Please list all lines of the material below in which the string "text" occurs.
──────── Recorded data ────────
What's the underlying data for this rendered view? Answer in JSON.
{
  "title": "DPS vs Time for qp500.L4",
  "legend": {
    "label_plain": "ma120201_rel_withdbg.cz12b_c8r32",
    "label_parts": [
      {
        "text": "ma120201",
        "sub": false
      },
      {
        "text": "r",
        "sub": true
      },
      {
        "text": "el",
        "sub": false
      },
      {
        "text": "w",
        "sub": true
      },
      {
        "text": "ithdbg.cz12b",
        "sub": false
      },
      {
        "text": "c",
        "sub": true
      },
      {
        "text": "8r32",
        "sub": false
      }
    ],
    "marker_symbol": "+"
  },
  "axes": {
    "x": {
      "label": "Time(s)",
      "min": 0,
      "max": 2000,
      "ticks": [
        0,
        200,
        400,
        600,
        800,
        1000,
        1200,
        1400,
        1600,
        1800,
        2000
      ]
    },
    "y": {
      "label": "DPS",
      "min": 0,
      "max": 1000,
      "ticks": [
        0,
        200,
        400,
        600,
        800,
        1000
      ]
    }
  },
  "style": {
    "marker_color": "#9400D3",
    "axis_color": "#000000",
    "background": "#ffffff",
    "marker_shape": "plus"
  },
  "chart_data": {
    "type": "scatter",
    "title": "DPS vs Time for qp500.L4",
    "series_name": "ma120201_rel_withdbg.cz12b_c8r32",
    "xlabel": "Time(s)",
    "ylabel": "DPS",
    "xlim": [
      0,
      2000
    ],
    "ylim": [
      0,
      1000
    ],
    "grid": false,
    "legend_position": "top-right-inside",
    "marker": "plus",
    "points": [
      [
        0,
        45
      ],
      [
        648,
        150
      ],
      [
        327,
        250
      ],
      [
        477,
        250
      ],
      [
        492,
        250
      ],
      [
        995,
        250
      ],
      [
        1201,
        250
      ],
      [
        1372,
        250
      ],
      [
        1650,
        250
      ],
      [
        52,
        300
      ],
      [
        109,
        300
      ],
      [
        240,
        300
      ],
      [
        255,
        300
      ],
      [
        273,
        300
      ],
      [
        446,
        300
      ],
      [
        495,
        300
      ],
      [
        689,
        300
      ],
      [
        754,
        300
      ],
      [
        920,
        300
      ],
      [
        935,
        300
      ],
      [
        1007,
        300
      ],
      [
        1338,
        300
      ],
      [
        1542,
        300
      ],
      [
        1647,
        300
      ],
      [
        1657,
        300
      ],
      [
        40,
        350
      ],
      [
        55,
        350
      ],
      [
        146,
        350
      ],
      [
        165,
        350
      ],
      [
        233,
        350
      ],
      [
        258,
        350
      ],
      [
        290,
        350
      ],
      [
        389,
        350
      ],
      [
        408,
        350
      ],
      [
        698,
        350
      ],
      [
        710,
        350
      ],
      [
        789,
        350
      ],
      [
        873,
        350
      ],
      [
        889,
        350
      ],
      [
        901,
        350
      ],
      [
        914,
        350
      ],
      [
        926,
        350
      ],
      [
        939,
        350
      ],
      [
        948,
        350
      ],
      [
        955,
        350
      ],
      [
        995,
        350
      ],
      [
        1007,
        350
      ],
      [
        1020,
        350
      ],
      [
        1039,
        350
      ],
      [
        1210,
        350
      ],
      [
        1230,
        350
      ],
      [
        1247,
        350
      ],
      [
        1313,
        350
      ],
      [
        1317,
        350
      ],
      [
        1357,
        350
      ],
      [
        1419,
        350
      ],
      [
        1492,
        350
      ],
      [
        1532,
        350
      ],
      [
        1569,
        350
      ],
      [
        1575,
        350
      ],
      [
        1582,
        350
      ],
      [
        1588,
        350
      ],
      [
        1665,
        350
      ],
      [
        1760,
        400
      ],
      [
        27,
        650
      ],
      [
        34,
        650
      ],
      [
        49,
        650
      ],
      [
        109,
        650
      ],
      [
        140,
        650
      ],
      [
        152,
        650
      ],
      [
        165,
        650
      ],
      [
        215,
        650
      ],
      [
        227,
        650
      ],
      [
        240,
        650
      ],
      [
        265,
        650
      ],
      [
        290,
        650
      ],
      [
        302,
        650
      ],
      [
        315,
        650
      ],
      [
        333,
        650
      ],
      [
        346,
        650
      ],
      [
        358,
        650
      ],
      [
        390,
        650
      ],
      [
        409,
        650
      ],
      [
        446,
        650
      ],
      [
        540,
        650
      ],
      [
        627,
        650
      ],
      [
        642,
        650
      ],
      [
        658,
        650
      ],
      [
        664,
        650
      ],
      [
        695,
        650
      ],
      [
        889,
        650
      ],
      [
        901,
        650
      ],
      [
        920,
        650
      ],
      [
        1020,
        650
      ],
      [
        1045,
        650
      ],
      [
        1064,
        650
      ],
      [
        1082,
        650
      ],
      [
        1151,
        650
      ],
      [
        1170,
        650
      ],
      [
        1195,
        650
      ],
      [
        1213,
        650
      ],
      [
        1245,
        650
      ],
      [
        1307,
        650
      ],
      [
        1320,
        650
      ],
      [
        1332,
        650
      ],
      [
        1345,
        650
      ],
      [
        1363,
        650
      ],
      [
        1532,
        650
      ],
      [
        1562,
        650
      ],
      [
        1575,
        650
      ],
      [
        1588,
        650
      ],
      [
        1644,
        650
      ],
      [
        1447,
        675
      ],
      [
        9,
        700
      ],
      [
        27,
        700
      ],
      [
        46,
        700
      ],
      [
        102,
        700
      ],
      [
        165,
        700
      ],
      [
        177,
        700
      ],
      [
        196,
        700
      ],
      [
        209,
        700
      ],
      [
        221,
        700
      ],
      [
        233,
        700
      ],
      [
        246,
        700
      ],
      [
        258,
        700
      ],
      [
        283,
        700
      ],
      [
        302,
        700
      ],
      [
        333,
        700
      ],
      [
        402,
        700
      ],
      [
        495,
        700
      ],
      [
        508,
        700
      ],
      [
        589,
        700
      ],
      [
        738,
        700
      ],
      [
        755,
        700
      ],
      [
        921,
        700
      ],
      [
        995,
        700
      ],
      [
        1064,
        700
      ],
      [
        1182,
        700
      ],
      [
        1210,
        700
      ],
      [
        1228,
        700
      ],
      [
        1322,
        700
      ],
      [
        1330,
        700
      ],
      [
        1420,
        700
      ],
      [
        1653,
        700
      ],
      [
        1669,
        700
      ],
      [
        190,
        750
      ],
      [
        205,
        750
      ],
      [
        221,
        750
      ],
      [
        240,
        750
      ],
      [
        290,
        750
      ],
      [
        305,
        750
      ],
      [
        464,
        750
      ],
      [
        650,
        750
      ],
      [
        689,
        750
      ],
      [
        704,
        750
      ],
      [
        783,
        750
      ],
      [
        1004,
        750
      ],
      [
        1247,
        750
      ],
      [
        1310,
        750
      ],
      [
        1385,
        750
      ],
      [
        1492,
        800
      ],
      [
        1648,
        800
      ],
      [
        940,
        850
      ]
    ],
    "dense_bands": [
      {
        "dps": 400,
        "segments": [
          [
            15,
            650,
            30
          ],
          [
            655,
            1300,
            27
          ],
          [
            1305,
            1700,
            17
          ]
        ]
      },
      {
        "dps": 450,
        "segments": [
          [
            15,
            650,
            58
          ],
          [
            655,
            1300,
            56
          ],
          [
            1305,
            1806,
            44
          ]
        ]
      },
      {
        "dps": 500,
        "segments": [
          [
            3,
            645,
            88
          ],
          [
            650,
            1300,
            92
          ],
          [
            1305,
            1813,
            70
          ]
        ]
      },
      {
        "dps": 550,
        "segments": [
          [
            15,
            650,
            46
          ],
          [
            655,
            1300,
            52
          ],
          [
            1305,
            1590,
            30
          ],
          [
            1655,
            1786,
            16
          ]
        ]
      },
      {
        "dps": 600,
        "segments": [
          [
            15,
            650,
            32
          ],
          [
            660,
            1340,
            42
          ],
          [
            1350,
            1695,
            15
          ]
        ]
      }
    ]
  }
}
────────
Task response.
        "text": "ma120201",
        "text": "r",
        "text": "el",
        "text": "w",
        "text": "ithdbg.cz12b",
        "text": "c",
        "text": "8r32",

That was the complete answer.